Items from a dataset:
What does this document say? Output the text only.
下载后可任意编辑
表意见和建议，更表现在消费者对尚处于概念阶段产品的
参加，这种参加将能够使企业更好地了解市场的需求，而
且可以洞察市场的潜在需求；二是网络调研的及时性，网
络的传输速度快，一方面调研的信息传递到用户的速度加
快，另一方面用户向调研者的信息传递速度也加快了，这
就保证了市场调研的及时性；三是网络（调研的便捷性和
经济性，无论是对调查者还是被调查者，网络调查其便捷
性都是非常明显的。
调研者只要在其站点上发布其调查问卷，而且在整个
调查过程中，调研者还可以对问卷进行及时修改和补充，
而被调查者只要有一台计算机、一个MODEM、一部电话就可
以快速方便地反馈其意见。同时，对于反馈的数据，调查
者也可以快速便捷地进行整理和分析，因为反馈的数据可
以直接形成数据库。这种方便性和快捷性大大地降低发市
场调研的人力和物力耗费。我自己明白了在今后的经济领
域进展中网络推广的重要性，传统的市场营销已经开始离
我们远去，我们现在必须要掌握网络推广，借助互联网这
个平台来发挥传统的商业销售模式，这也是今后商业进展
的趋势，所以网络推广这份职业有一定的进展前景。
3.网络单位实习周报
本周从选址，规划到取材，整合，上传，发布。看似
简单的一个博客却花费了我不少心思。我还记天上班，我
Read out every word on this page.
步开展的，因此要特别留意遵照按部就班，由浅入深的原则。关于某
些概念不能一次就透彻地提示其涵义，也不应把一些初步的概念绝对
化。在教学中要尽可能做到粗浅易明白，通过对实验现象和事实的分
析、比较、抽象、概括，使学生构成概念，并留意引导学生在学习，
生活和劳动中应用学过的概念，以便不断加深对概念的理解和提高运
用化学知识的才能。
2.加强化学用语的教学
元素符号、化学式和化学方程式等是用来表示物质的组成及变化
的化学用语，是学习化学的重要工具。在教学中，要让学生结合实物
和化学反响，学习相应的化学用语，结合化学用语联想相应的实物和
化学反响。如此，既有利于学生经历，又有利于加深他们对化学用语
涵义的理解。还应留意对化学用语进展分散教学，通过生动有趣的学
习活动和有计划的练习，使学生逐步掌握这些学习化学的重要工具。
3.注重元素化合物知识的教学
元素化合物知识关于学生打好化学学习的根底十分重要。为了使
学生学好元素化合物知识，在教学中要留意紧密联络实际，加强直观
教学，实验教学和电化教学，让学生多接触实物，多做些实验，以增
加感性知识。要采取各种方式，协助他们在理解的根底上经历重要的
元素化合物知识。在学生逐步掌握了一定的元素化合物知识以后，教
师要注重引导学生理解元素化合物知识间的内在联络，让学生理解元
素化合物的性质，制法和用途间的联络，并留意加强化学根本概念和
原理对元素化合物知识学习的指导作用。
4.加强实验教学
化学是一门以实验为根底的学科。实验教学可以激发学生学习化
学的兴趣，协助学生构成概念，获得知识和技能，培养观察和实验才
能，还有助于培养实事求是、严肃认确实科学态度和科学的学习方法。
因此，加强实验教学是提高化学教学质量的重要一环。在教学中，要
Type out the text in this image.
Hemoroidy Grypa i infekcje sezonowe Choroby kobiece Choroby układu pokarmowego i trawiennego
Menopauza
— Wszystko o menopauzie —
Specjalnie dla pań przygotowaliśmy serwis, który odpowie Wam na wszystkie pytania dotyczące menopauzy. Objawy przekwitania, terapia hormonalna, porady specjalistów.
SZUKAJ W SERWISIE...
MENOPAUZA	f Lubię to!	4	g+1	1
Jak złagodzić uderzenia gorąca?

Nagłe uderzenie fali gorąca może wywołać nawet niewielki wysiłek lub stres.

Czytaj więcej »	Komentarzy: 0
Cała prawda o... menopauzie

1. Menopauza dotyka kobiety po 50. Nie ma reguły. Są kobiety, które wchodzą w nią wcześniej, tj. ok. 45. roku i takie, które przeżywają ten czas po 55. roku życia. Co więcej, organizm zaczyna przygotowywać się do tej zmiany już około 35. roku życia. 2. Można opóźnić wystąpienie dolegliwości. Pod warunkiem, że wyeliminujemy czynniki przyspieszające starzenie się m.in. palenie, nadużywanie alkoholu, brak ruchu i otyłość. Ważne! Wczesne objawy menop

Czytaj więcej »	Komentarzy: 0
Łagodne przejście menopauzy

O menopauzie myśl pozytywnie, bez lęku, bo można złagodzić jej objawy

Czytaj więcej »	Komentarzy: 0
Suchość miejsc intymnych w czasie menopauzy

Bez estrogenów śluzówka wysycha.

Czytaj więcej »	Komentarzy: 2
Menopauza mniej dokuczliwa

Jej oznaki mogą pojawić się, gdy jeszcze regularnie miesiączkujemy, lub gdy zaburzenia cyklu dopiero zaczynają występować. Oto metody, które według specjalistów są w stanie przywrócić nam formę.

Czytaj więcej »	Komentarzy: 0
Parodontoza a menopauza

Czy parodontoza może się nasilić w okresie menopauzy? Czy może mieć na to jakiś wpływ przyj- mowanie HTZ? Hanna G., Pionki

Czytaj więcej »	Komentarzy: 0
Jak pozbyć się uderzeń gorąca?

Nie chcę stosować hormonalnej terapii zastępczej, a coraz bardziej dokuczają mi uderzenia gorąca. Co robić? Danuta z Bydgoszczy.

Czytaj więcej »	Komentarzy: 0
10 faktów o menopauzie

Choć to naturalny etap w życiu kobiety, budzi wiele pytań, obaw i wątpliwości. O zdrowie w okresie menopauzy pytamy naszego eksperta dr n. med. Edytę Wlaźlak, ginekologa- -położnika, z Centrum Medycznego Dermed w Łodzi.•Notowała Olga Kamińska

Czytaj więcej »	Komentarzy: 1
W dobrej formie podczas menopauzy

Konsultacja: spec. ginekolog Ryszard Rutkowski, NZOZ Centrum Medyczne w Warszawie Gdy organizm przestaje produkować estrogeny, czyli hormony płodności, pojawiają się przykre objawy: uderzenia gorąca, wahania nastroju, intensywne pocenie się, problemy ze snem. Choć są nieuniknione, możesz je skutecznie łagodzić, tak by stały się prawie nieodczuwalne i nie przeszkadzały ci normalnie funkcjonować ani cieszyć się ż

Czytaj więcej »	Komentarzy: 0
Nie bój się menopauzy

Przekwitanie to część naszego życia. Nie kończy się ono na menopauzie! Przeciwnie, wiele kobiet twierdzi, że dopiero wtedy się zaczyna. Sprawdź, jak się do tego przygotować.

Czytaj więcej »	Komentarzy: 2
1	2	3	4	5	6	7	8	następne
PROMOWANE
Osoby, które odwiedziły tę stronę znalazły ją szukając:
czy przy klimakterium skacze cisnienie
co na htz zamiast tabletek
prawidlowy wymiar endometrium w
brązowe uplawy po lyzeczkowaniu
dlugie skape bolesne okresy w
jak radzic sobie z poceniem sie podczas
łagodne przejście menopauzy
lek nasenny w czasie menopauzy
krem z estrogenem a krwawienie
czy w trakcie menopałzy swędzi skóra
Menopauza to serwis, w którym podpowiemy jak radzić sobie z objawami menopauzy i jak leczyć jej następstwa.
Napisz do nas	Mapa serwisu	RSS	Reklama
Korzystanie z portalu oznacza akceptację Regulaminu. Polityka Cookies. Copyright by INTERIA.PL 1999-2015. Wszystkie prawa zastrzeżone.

● Requirement: All of the entries must be written out exactly as they stand.

● Full solution:
What does this document say? Output the text only.
下载后可任意编辑
表意见和建议，更表现在消费者对尚处于概念阶段产品的
参加，这种参加将能够使企业更好地了解市场的需求，而
且可以洞察市场的潜在需求；二是网络调研的及时性，网
络的传输速度快，一方面调研的信息传递到用户的速度加
快，另一方面用户向调研者的信息传递速度也加快了，这
就保证了市场调研的及时性；三是网络（调研的便捷性和
经济性，无论是对调查者还是被调查者，网络调查其便捷
性都是非常明显的。
调研者只要在其站点上发布其调查问卷，而且在整个
调查过程中，调研者还可以对问卷进行及时修改和补充，
而被调查者只要有一台计算机、一个MODEM、一部电话就可
以快速方便地反馈其意见。同时，对于反馈的数据，调查
者也可以快速便捷地进行整理和分析，因为反馈的数据可
以直接形成数据库。这种方便性和快捷性大大地降低发市
场调研的人力和物力耗费。我自己明白了在今后的经济领
域进展中网络推广的重要性，传统的市场营销已经开始离
我们远去，我们现在必须要掌握网络推广，借助互联网这
个平台来发挥传统的商业销售模式，这也是今后商业进展
的趋势，所以网络推广这份职业有一定的进展前景。
3.网络单位实习周报
本周从选址，规划到取材，整合，上传，发布。看似
简单的一个博客却花费了我不少心思。我还记天上班，我
Read out every word on this page.
步开展的，因此要特别留意遵照按部就班，由浅入深的原则。关于某
些概念不能一次就透彻地提示其涵义，也不应把一些初步的概念绝对
化。在教学中要尽可能做到粗浅易明白，通过对实验现象和事实的分
析、比较、抽象、概括，使学生构成概念，并留意引导学生在学习，
生活和劳动中应用学过的概念，以便不断加深对概念的理解和提高运
用化学知识的才能。
2.加强化学用语的教学
元素符号、化学式和化学方程式等是用来表示物质的组成及变化
的化学用语，是学习化学的重要工具。在教学中，要让学生结合实物
和化学反响，学习相应的化学用语，结合化学用语联想相应的实物和
化学反响。如此，既有利于学生经历，又有利于加深他们对化学用语
涵义的理解。还应留意对化学用语进展分散教学，通过生动有趣的学
习活动和有计划的练习，使学生逐步掌握这些学习化学的重要工具。
3.注重元素化合物知识的教学
元素化合物知识关于学生打好化学学习的根底十分重要。为了使
学生学好元素化合物知识，在教学中要留意紧密联络实际，加强直观
教学，实验教学和电化教学，让学生多接触实物，多做些实验，以增
加感性知识。要采取各种方式，协助他们在理解的根底上经历重要的
元素化合物知识。在学生逐步掌握了一定的元素化合物知识以后，教
师要注重引导学生理解元素化合物知识间的内在联络，让学生理解元
素化合物的性质，制法和用途间的联络，并留意加强化学根本概念和
原理对元素化合物知识学习的指导作用。
4.加强实验教学
化学是一门以实验为根底的学科。实验教学可以激发学生学习化
学的兴趣，协助学生构成概念，获得知识和技能，培养观察和实验才
能，还有助于培养实事求是、严肃认确实科学态度和科学的学习方法。
因此，加强实验教学是提高化学教学质量的重要一环。在教学中，要
Type out the text in this image.
Hemoroidy Grypa i infekcje sezonowe Choroby kobiece Choroby układu pokarmowego i trawiennego
Menopauza
— Wszystko o menopauzie —
Specjalnie dla pań przygotowaliśmy serwis, który odpowie Wam na wszystkie pytania dotyczące menopauzy. Objawy przekwitania, terapia hormonalna, porady specjalistów.
SZUKAJ W SERWISIE...
MENOPAUZA	f Lubię to!	4	g+1	1
Jak złagodzić uderzenia gorąca?

Nagłe uderzenie fali gorąca może wywołać nawet niewielki wysiłek lub stres.

Czytaj więcej »	Komentarzy: 0
Cała prawda o... menopauzie

1. Menopauza dotyka kobiety po 50. Nie ma reguły. Są kobiety, które wchodzą w nią wcześniej, tj. ok. 45. roku i takie, które przeżywają ten czas po 55. roku życia. Co więcej, organizm zaczyna przygotowywać się do tej zmiany już około 35. roku życia. 2. Można opóźnić wystąpienie dolegliwości. Pod warunkiem, że wyeliminujemy czynniki przyspieszające starzenie się m.in. palenie, nadużywanie alkoholu, brak ruchu i otyłość. Ważne! Wczesne objawy menop

Czytaj więcej »	Komentarzy: 0
Łagodne przejście menopauzy

O menopauzie myśl pozytywnie, bez lęku, bo można złagodzić jej objawy

Czytaj więcej »	Komentarzy: 0
Suchość miejsc intymnych w czasie menopauzy

Bez estrogenów śluzówka wysycha.

Czytaj więcej »	Komentarzy: 2
Menopauza mniej dokuczliwa

Jej oznaki mogą pojawić się, gdy jeszcze regularnie miesiączkujemy, lub gdy zaburzenia cyklu dopiero zaczynają występować. Oto metody, które według specjalistów są w stanie przywrócić nam formę.

Czytaj więcej »	Komentarzy: 0
Parodontoza a menopauza

Czy parodontoza może się nasilić w okresie menopauzy? Czy może mieć na to jakiś wpływ przyj- mowanie HTZ? Hanna G., Pionki

Czytaj więcej »	Komentarzy: 0
Jak pozbyć się uderzeń gorąca?

Nie chcę stosować hormonalnej terapii zastępczej, a coraz bardziej dokuczają mi uderzenia gorąca. Co robić? Danuta z Bydgoszczy.

Czytaj więcej »	Komentarzy: 0
10 faktów o menopauzie

Choć to naturalny etap w życiu kobiety, budzi wiele pytań, obaw i wątpliwości. O zdrowie w okresie menopauzy pytamy naszego eksperta dr n. med. Edytę Wlaźlak, ginekologa- -położnika, z Centrum Medycznego Dermed w Łodzi.•Notowała Olga Kamińska

Czytaj więcej »	Komentarzy: 1
W dobrej formie podczas menopauzy

Konsultacja: spec. ginekolog Ryszard Rutkowski, NZOZ Centrum Medyczne w Warszawie Gdy organizm przestaje produkować estrogeny, czyli hormony płodności, pojawiają się przykre objawy: uderzenia gorąca, wahania nastroju, intensywne pocenie się, problemy ze snem. Choć są nieuniknione, możesz je skutecznie łagodzić, tak by stały się prawie nieodczuwalne i nie przeszkadzały ci normalnie funkcjonować ani cieszyć się ż

Czytaj więcej »	Komentarzy: 0
Nie bój się menopauzy

Przekwitanie to część naszego życia. Nie kończy się ono na menopauzie! Przeciwnie, wiele kobiet twierdzi, że dopiero wtedy się zaczyna. Sprawdź, jak się do tego przygotować.

Czytaj więcej »	Komentarzy: 2
1	2	3	4	5	6	7	8	następne
PROMOWANE
Osoby, które odwiedziły tę stronę znalazły ją szukając:
czy przy klimakterium skacze cisnienie
co na htz zamiast tabletek
prawidlowy wymiar endometrium w
brązowe uplawy po lyzeczkowaniu
dlugie skape bolesne okresy w
jak radzic sobie z poceniem sie podczas
łagodne przejście menopauzy
lek nasenny w czasie menopauzy
krem z estrogenem a krwawienie
czy w trakcie menopałzy swędzi skóra
Menopauza to serwis, w którym podpowiemy jak radzić sobie z objawami menopauzy i jak leczyć jej następstwa.
Napisz do nas	Mapa serwisu	RSS	Reklama
Korzystanie z portalu oznacza akceptację Regulaminu. Polityka Cookies. Copyright by INTERIA.PL 1999-2015. Wszystkie prawa zastrzeżone.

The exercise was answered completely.